▸ EXERCISE DESCRIPTION: In your copy, reproduce the entries exactly as they are, minus the images.

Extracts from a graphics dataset
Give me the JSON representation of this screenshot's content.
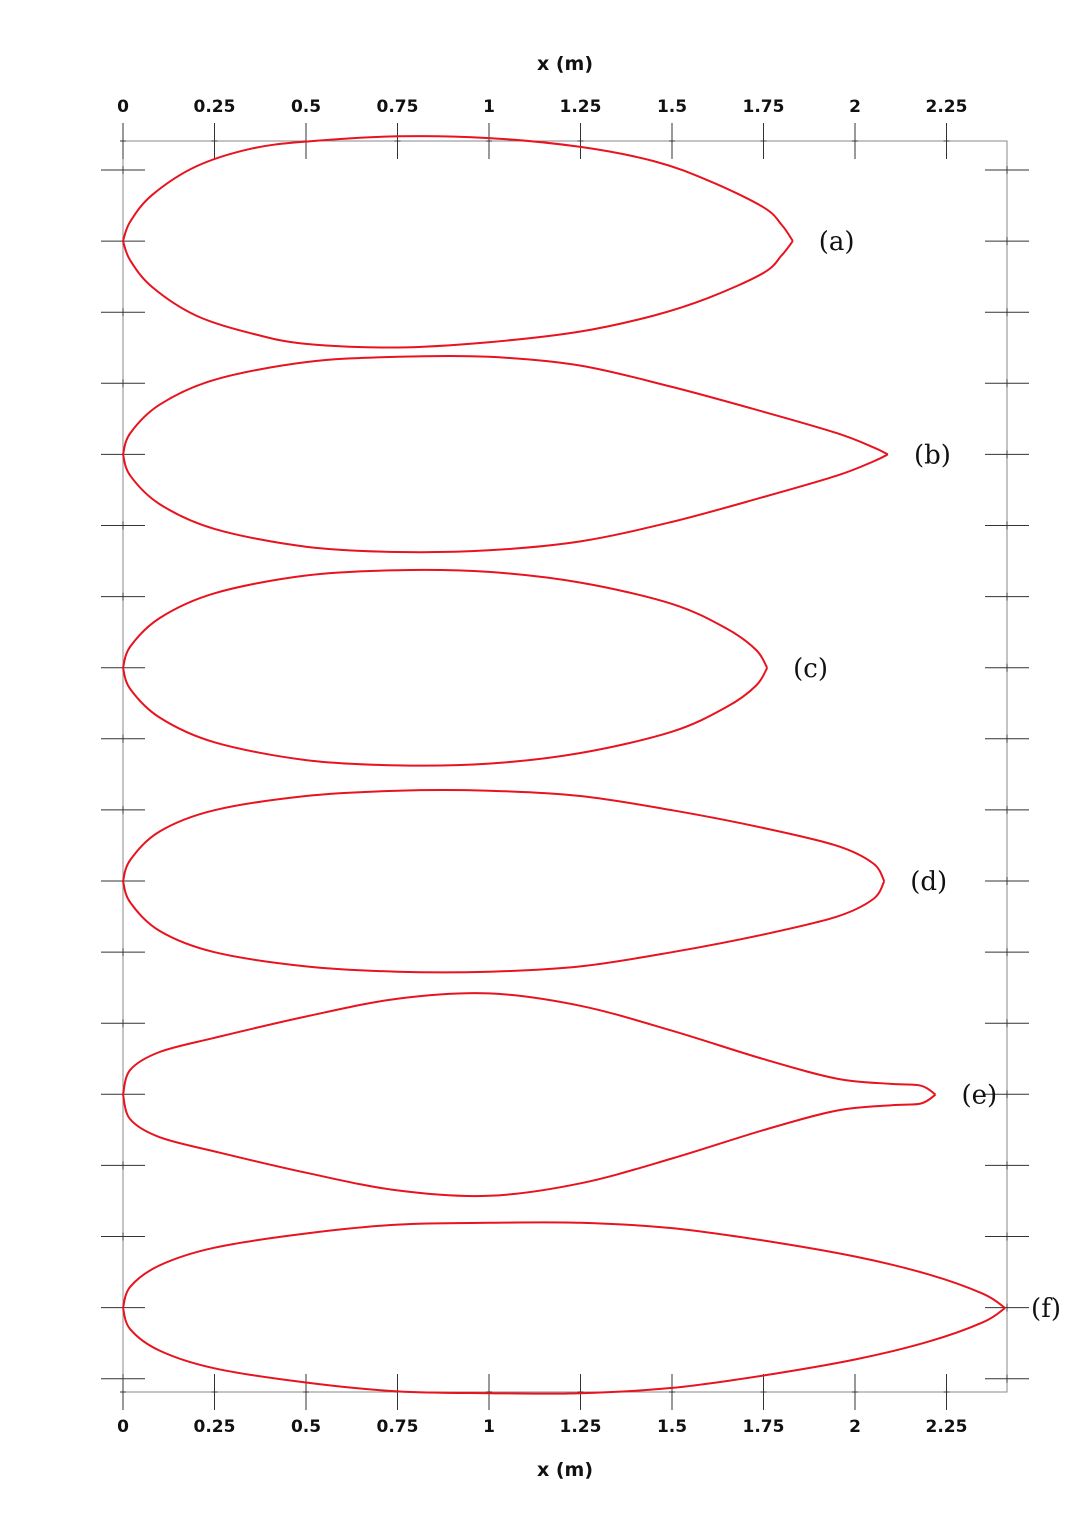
{
  "chart_data": {
    "type": "line",
    "title": "",
    "xlabel": "x (m)",
    "ylabel": "",
    "xlim": [
      0,
      2.41
    ],
    "xticks": [
      0,
      0.25,
      0.5,
      0.75,
      1,
      1.25,
      1.5,
      1.75,
      2,
      2.25
    ],
    "xtick_labels": [
      "0",
      "0.25",
      "0.5",
      "0.75",
      "1",
      "1.25",
      "1.5",
      "1.75",
      "2",
      "2.25"
    ],
    "grid": false,
    "legend": "none",
    "color": "#e8131e",
    "series": [
      {
        "label": "(a)",
        "centerline_y": 0,
        "upper": [
          [
            0,
            0
          ],
          [
            0.02,
            0.055
          ],
          [
            0.08,
            0.13
          ],
          [
            0.2,
            0.21
          ],
          [
            0.35,
            0.26
          ],
          [
            0.5,
            0.28
          ],
          [
            0.75,
            0.295
          ],
          [
            1.0,
            0.29
          ],
          [
            1.25,
            0.265
          ],
          [
            1.45,
            0.225
          ],
          [
            1.6,
            0.17
          ],
          [
            1.75,
            0.095
          ],
          [
            1.8,
            0.045
          ],
          [
            1.83,
            0
          ]
        ],
        "lower": [
          [
            0,
            0
          ],
          [
            0.02,
            -0.055
          ],
          [
            0.08,
            -0.13
          ],
          [
            0.2,
            -0.21
          ],
          [
            0.35,
            -0.26
          ],
          [
            0.5,
            -0.29
          ],
          [
            0.75,
            -0.3
          ],
          [
            1.0,
            -0.285
          ],
          [
            1.25,
            -0.255
          ],
          [
            1.45,
            -0.21
          ],
          [
            1.6,
            -0.16
          ],
          [
            1.75,
            -0.09
          ],
          [
            1.8,
            -0.04
          ],
          [
            1.83,
            0
          ]
        ]
      },
      {
        "label": "(b)",
        "centerline_y": -0.6,
        "upper": [
          [
            0,
            0
          ],
          [
            0.02,
            0.06
          ],
          [
            0.1,
            0.14
          ],
          [
            0.25,
            0.21
          ],
          [
            0.5,
            0.26
          ],
          [
            0.75,
            0.275
          ],
          [
            1.0,
            0.275
          ],
          [
            1.25,
            0.25
          ],
          [
            1.5,
            0.19
          ],
          [
            1.75,
            0.12
          ],
          [
            1.95,
            0.06
          ],
          [
            2.05,
            0.02
          ],
          [
            2.09,
            0
          ]
        ],
        "lower": [
          [
            0,
            0
          ],
          [
            0.02,
            -0.06
          ],
          [
            0.1,
            -0.14
          ],
          [
            0.25,
            -0.21
          ],
          [
            0.5,
            -0.26
          ],
          [
            0.75,
            -0.275
          ],
          [
            1.0,
            -0.27
          ],
          [
            1.25,
            -0.245
          ],
          [
            1.5,
            -0.19
          ],
          [
            1.75,
            -0.12
          ],
          [
            1.95,
            -0.06
          ],
          [
            2.05,
            -0.02
          ],
          [
            2.09,
            0
          ]
        ]
      },
      {
        "label": "(c)",
        "centerline_y": -1.2,
        "upper": [
          [
            0,
            0
          ],
          [
            0.02,
            0.06
          ],
          [
            0.1,
            0.14
          ],
          [
            0.25,
            0.21
          ],
          [
            0.5,
            0.26
          ],
          [
            0.75,
            0.275
          ],
          [
            1.0,
            0.27
          ],
          [
            1.25,
            0.24
          ],
          [
            1.5,
            0.18
          ],
          [
            1.65,
            0.11
          ],
          [
            1.73,
            0.05
          ],
          [
            1.76,
            0
          ]
        ],
        "lower": [
          [
            0,
            0
          ],
          [
            0.02,
            -0.06
          ],
          [
            0.1,
            -0.14
          ],
          [
            0.25,
            -0.21
          ],
          [
            0.5,
            -0.26
          ],
          [
            0.75,
            -0.275
          ],
          [
            1.0,
            -0.27
          ],
          [
            1.25,
            -0.24
          ],
          [
            1.5,
            -0.18
          ],
          [
            1.65,
            -0.11
          ],
          [
            1.73,
            -0.05
          ],
          [
            1.76,
            0
          ]
        ]
      },
      {
        "label": "(d)",
        "centerline_y": -1.8,
        "upper": [
          [
            0,
            0
          ],
          [
            0.02,
            0.06
          ],
          [
            0.1,
            0.14
          ],
          [
            0.25,
            0.2
          ],
          [
            0.5,
            0.24
          ],
          [
            0.75,
            0.255
          ],
          [
            1.0,
            0.255
          ],
          [
            1.25,
            0.24
          ],
          [
            1.5,
            0.2
          ],
          [
            1.75,
            0.15
          ],
          [
            1.95,
            0.1
          ],
          [
            2.05,
            0.05
          ],
          [
            2.08,
            0
          ]
        ],
        "lower": [
          [
            0,
            0
          ],
          [
            0.02,
            -0.06
          ],
          [
            0.1,
            -0.14
          ],
          [
            0.25,
            -0.2
          ],
          [
            0.5,
            -0.24
          ],
          [
            0.75,
            -0.255
          ],
          [
            1.0,
            -0.255
          ],
          [
            1.25,
            -0.24
          ],
          [
            1.5,
            -0.2
          ],
          [
            1.75,
            -0.15
          ],
          [
            1.95,
            -0.1
          ],
          [
            2.05,
            -0.05
          ],
          [
            2.08,
            0
          ]
        ]
      },
      {
        "label": "(e)",
        "centerline_y": -2.4,
        "upper": [
          [
            0,
            0
          ],
          [
            0.02,
            0.07
          ],
          [
            0.1,
            0.12
          ],
          [
            0.25,
            0.16
          ],
          [
            0.5,
            0.22
          ],
          [
            0.75,
            0.27
          ],
          [
            1.0,
            0.285
          ],
          [
            1.25,
            0.25
          ],
          [
            1.5,
            0.18
          ],
          [
            1.75,
            0.1
          ],
          [
            1.95,
            0.045
          ],
          [
            2.1,
            0.03
          ],
          [
            2.18,
            0.025
          ],
          [
            2.22,
            0
          ]
        ],
        "lower": [
          [
            0,
            0
          ],
          [
            0.02,
            -0.07
          ],
          [
            0.1,
            -0.12
          ],
          [
            0.25,
            -0.16
          ],
          [
            0.5,
            -0.22
          ],
          [
            0.75,
            -0.27
          ],
          [
            1.0,
            -0.285
          ],
          [
            1.25,
            -0.25
          ],
          [
            1.5,
            -0.18
          ],
          [
            1.75,
            -0.1
          ],
          [
            1.95,
            -0.045
          ],
          [
            2.1,
            -0.03
          ],
          [
            2.18,
            -0.025
          ],
          [
            2.22,
            0
          ]
        ]
      },
      {
        "label": "(f)",
        "centerline_y": -3.0,
        "upper": [
          [
            0,
            0
          ],
          [
            0.02,
            0.06
          ],
          [
            0.1,
            0.12
          ],
          [
            0.25,
            0.17
          ],
          [
            0.5,
            0.21
          ],
          [
            0.75,
            0.235
          ],
          [
            1.0,
            0.24
          ],
          [
            1.25,
            0.24
          ],
          [
            1.5,
            0.225
          ],
          [
            1.75,
            0.19
          ],
          [
            2.0,
            0.145
          ],
          [
            2.2,
            0.095
          ],
          [
            2.35,
            0.04
          ],
          [
            2.41,
            0
          ]
        ],
        "lower": [
          [
            0,
            0
          ],
          [
            0.02,
            -0.06
          ],
          [
            0.1,
            -0.12
          ],
          [
            0.25,
            -0.17
          ],
          [
            0.5,
            -0.21
          ],
          [
            0.75,
            -0.235
          ],
          [
            1.0,
            -0.24
          ],
          [
            1.25,
            -0.24
          ],
          [
            1.5,
            -0.225
          ],
          [
            1.75,
            -0.19
          ],
          [
            2.0,
            -0.145
          ],
          [
            2.2,
            -0.095
          ],
          [
            2.35,
            -0.04
          ],
          [
            2.41,
            0
          ]
        ]
      }
    ]
  }
}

▸ SOLUTION:
Give me the JSON representation of this screenshot's content.
{
  "chart_data": {
    "type": "line",
    "title": "",
    "xlabel": "x (m)",
    "ylabel": "",
    "xlim": [
      0,
      2.41
    ],
    "xticks": [
      0,
      0.25,
      0.5,
      0.75,
      1,
      1.25,
      1.5,
      1.75,
      2,
      2.25
    ],
    "xtick_labels": [
      "0",
      "0.25",
      "0.5",
      "0.75",
      "1",
      "1.25",
      "1.5",
      "1.75",
      "2",
      "2.25"
    ],
    "grid": false,
    "legend": "none",
    "color": "#e8131e",
    "series": [
      {
        "label": "(a)",
        "centerline_y": 0,
        "upper": [
          [
            0,
            0
          ],
          [
            0.02,
            0.055
          ],
          [
            0.08,
            0.13
          ],
          [
            0.2,
            0.21
          ],
          [
            0.35,
            0.26
          ],
          [
            0.5,
            0.28
          ],
          [
            0.75,
            0.295
          ],
          [
            1.0,
            0.29
          ],
          [
            1.25,
            0.265
          ],
          [
            1.45,
            0.225
          ],
          [
            1.6,
            0.17
          ],
          [
            1.75,
            0.095
          ],
          [
            1.8,
            0.045
          ],
          [
            1.83,
            0
          ]
        ],
        "lower": [
          [
            0,
            0
          ],
          [
            0.02,
            -0.055
          ],
          [
            0.08,
            -0.13
          ],
          [
            0.2,
            -0.21
          ],
          [
            0.35,
            -0.26
          ],
          [
            0.5,
            -0.29
          ],
          [
            0.75,
            -0.3
          ],
          [
            1.0,
            -0.285
          ],
          [
            1.25,
            -0.255
          ],
          [
            1.45,
            -0.21
          ],
          [
            1.6,
            -0.16
          ],
          [
            1.75,
            -0.09
          ],
          [
            1.8,
            -0.04
          ],
          [
            1.83,
            0
          ]
        ]
      },
      {
        "label": "(b)",
        "centerline_y": -0.6,
        "upper": [
          [
            0,
            0
          ],
          [
            0.02,
            0.06
          ],
          [
            0.1,
            0.14
          ],
          [
            0.25,
            0.21
          ],
          [
            0.5,
            0.26
          ],
          [
            0.75,
            0.275
          ],
          [
            1.0,
            0.275
          ],
          [
            1.25,
            0.25
          ],
          [
            1.5,
            0.19
          ],
          [
            1.75,
            0.12
          ],
          [
            1.95,
            0.06
          ],
          [
            2.05,
            0.02
          ],
          [
            2.09,
            0
          ]
        ],
        "lower": [
          [
            0,
            0
          ],
          [
            0.02,
            -0.06
          ],
          [
            0.1,
            -0.14
          ],
          [
            0.25,
            -0.21
          ],
          [
            0.5,
            -0.26
          ],
          [
            0.75,
            -0.275
          ],
          [
            1.0,
            -0.27
          ],
          [
            1.25,
            -0.245
          ],
          [
            1.5,
            -0.19
          ],
          [
            1.75,
            -0.12
          ],
          [
            1.95,
            -0.06
          ],
          [
            2.05,
            -0.02
          ],
          [
            2.09,
            0
          ]
        ]
      },
      {
        "label": "(c)",
        "centerline_y": -1.2,
        "upper": [
          [
            0,
            0
          ],
          [
            0.02,
            0.06
          ],
          [
            0.1,
            0.14
          ],
          [
            0.25,
            0.21
          ],
          [
            0.5,
            0.26
          ],
          [
            0.75,
            0.275
          ],
          [
            1.0,
            0.27
          ],
          [
            1.25,
            0.24
          ],
          [
            1.5,
            0.18
          ],
          [
            1.65,
            0.11
          ],
          [
            1.73,
            0.05
          ],
          [
            1.76,
            0
          ]
        ],
        "lower": [
          [
            0,
            0
          ],
          [
            0.02,
            -0.06
          ],
          [
            0.1,
            -0.14
          ],
          [
            0.25,
            -0.21
          ],
          [
            0.5,
            -0.26
          ],
          [
            0.75,
            -0.275
          ],
          [
            1.0,
            -0.27
          ],
          [
            1.25,
            -0.24
          ],
          [
            1.5,
            -0.18
          ],
          [
            1.65,
            -0.11
          ],
          [
            1.73,
            -0.05
          ],
          [
            1.76,
            0
          ]
        ]
      },
      {
        "label": "(d)",
        "centerline_y": -1.8,
        "upper": [
          [
            0,
            0
          ],
          [
            0.02,
            0.06
          ],
          [
            0.1,
            0.14
          ],
          [
            0.25,
            0.2
          ],
          [
            0.5,
            0.24
          ],
          [
            0.75,
            0.255
          ],
          [
            1.0,
            0.255
          ],
          [
            1.25,
            0.24
          ],
          [
            1.5,
            0.2
          ],
          [
            1.75,
            0.15
          ],
          [
            1.95,
            0.1
          ],
          [
            2.05,
            0.05
          ],
          [
            2.08,
            0
          ]
        ],
        "lower": [
          [
            0,
            0
          ],
          [
            0.02,
            -0.06
          ],
          [
            0.1,
            -0.14
          ],
          [
            0.25,
            -0.2
          ],
          [
            0.5,
            -0.24
          ],
          [
            0.75,
            -0.255
          ],
          [
            1.0,
            -0.255
          ],
          [
            1.25,
            -0.24
          ],
          [
            1.5,
            -0.2
          ],
          [
            1.75,
            -0.15
          ],
          [
            1.95,
            -0.1
          ],
          [
            2.05,
            -0.05
          ],
          [
            2.08,
            0
          ]
        ]
      },
      {
        "label": "(e)",
        "centerline_y": -2.4,
        "upper": [
          [
            0,
            0
          ],
          [
            0.02,
            0.07
          ],
          [
            0.1,
            0.12
          ],
          [
            0.25,
            0.16
          ],
          [
            0.5,
            0.22
          ],
          [
            0.75,
            0.27
          ],
          [
            1.0,
            0.285
          ],
          [
            1.25,
            0.25
          ],
          [
            1.5,
            0.18
          ],
          [
            1.75,
            0.1
          ],
          [
            1.95,
            0.045
          ],
          [
            2.1,
            0.03
          ],
          [
            2.18,
            0.025
          ],
          [
            2.22,
            0
          ]
        ],
        "lower": [
          [
            0,
            0
          ],
          [
            0.02,
            -0.07
          ],
          [
            0.1,
            -0.12
          ],
          [
            0.25,
            -0.16
          ],
          [
            0.5,
            -0.22
          ],
          [
            0.75,
            -0.27
          ],
          [
            1.0,
            -0.285
          ],
          [
            1.25,
            -0.25
          ],
          [
            1.5,
            -0.18
          ],
          [
            1.75,
            -0.1
          ],
          [
            1.95,
            -0.045
          ],
          [
            2.1,
            -0.03
          ],
          [
            2.18,
            -0.025
          ],
          [
            2.22,
            0
          ]
        ]
      },
      {
        "label": "(f)",
        "centerline_y": -3.0,
        "upper": [
          [
            0,
            0
          ],
          [
            0.02,
            0.06
          ],
          [
            0.1,
            0.12
          ],
          [
            0.25,
            0.17
          ],
          [
            0.5,
            0.21
          ],
          [
            0.75,
            0.235
          ],
          [
            1.0,
            0.24
          ],
          [
            1.25,
            0.24
          ],
          [
            1.5,
            0.225
          ],
          [
            1.75,
            0.19
          ],
          [
            2.0,
            0.145
          ],
          [
            2.2,
            0.095
          ],
          [
            2.35,
            0.04
          ],
          [
            2.41,
            0
          ]
        ],
        "lower": [
          [
            0,
            0
          ],
          [
            0.02,
            -0.06
          ],
          [
            0.1,
            -0.12
          ],
          [
            0.25,
            -0.17
          ],
          [
            0.5,
            -0.21
          ],
          [
            0.75,
            -0.235
          ],
          [
            1.0,
            -0.24
          ],
          [
            1.25,
            -0.24
          ],
          [
            1.5,
            -0.225
          ],
          [
            1.75,
            -0.19
          ],
          [
            2.0,
            -0.145
          ],
          [
            2.2,
            -0.095
          ],
          [
            2.35,
            -0.04
          ],
          [
            2.41,
            0
          ]
        ]
      }
    ]
  }
}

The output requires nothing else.